● What you are asked to do
Only a number is wanted: how many lines of the entries include the string "coil"?

◇ ◇ ◇ ◇

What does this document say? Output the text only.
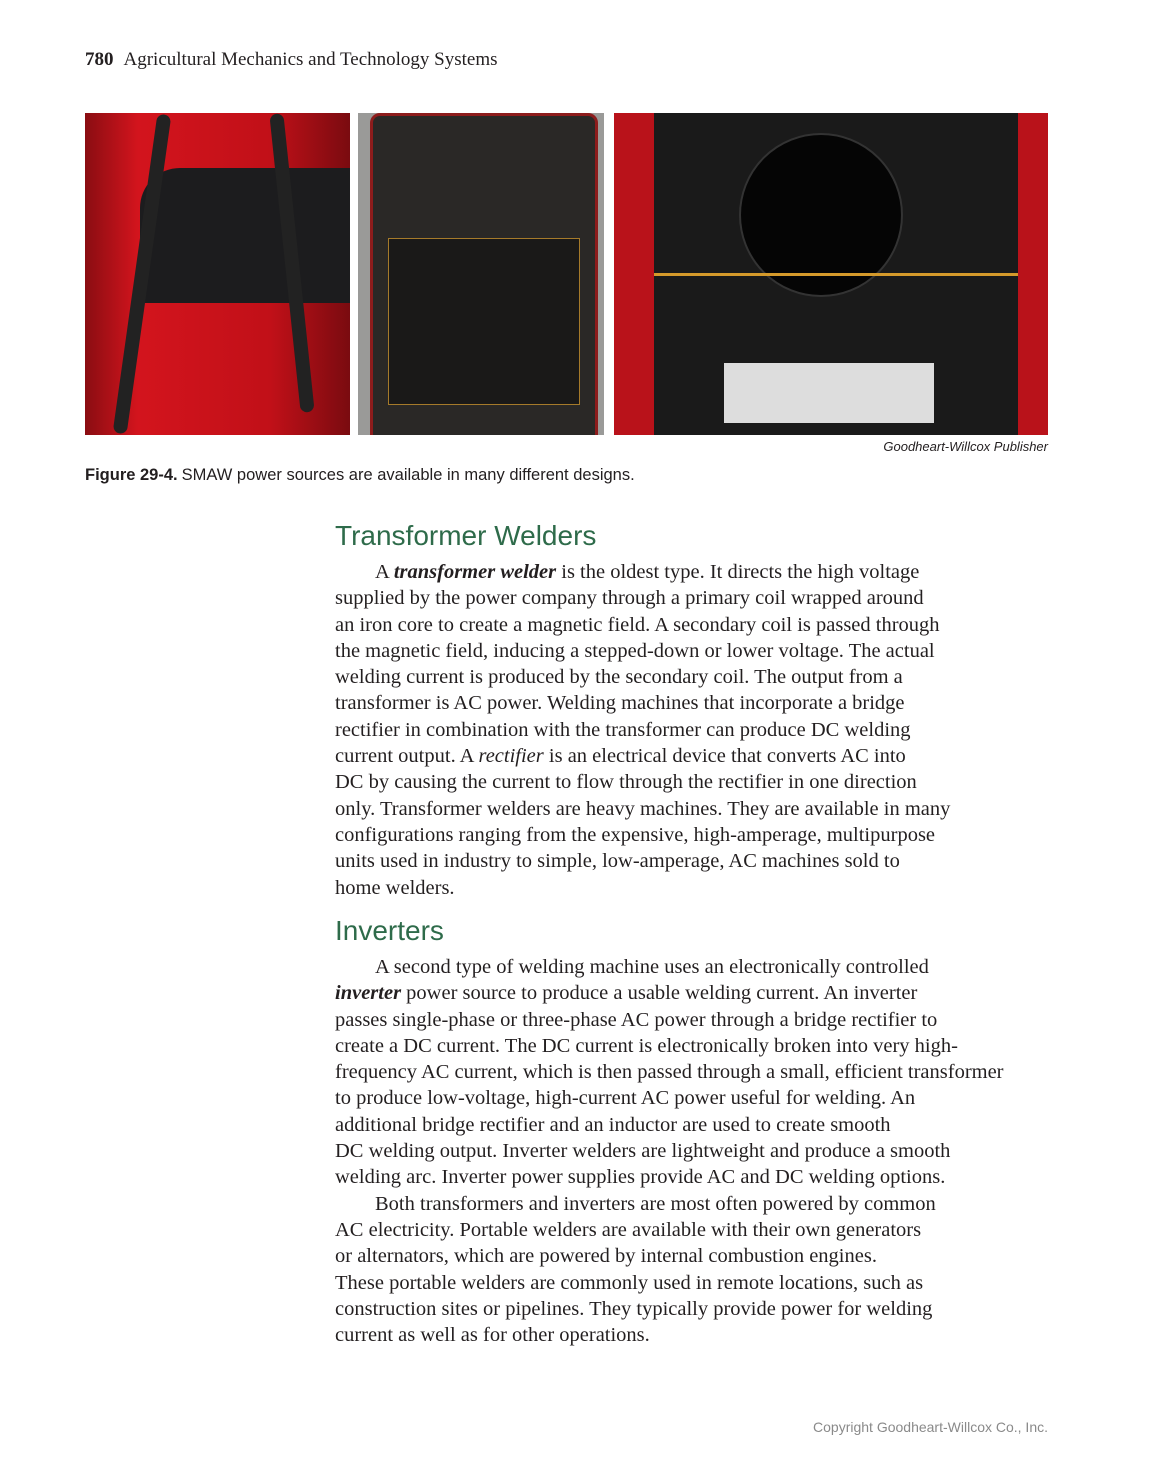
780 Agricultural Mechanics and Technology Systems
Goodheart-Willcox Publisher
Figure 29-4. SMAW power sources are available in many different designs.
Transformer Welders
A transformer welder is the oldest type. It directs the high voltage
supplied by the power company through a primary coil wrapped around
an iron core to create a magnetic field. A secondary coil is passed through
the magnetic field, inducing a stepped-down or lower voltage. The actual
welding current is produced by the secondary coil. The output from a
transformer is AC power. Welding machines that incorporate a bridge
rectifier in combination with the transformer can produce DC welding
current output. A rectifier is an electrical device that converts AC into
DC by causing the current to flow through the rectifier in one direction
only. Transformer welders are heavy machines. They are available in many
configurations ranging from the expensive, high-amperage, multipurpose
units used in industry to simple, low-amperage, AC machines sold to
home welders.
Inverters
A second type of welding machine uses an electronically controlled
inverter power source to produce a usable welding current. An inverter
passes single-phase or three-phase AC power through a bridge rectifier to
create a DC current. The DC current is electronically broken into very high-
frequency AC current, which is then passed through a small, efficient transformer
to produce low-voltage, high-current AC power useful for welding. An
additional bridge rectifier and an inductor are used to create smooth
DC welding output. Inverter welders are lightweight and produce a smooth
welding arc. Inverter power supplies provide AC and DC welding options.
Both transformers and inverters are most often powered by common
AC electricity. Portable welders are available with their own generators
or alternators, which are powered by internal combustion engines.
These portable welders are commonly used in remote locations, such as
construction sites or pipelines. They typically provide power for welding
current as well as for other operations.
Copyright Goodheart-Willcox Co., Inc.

◇ ◇ ◇ ◇

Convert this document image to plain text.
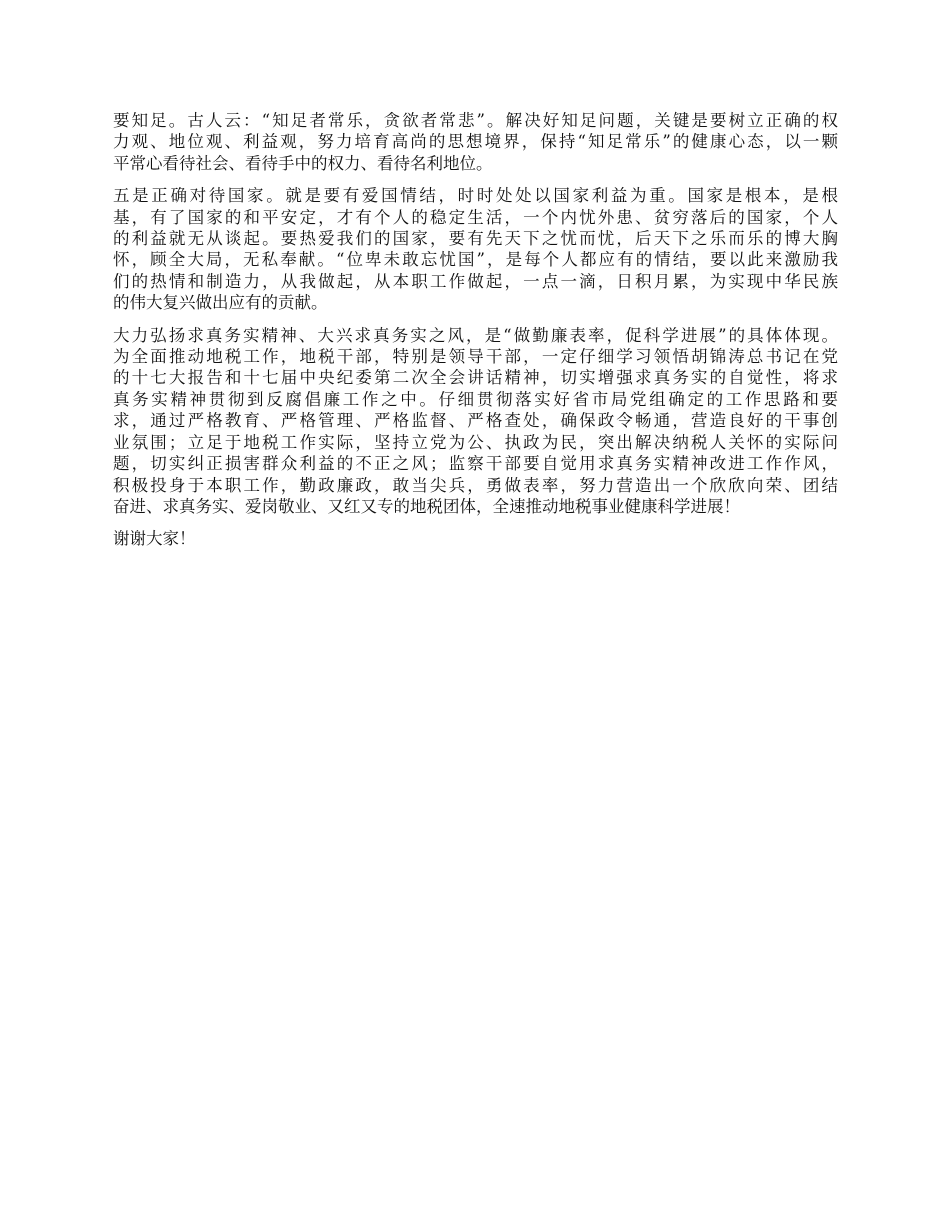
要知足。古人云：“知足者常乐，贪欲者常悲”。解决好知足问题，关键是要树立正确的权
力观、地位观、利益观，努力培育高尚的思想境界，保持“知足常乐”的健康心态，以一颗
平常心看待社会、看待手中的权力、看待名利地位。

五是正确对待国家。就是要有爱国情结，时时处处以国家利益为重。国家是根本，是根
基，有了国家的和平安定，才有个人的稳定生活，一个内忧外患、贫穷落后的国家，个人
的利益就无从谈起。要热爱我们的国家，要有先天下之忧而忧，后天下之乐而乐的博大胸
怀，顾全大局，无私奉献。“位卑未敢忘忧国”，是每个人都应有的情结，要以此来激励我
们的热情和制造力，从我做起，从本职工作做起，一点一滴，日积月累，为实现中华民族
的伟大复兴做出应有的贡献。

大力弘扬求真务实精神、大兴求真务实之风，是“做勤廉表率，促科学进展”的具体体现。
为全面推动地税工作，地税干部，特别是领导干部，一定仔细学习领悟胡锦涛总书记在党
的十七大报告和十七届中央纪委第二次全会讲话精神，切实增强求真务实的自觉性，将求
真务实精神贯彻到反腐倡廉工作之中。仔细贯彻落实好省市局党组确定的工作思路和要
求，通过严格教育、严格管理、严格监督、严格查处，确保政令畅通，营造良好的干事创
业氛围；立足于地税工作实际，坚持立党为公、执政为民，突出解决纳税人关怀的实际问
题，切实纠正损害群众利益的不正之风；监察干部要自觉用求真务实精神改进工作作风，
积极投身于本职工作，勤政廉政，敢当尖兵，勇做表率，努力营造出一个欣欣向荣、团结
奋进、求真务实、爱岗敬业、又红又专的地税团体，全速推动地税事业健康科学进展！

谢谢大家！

◇ ◇ ◇ ◇

● Task answer
3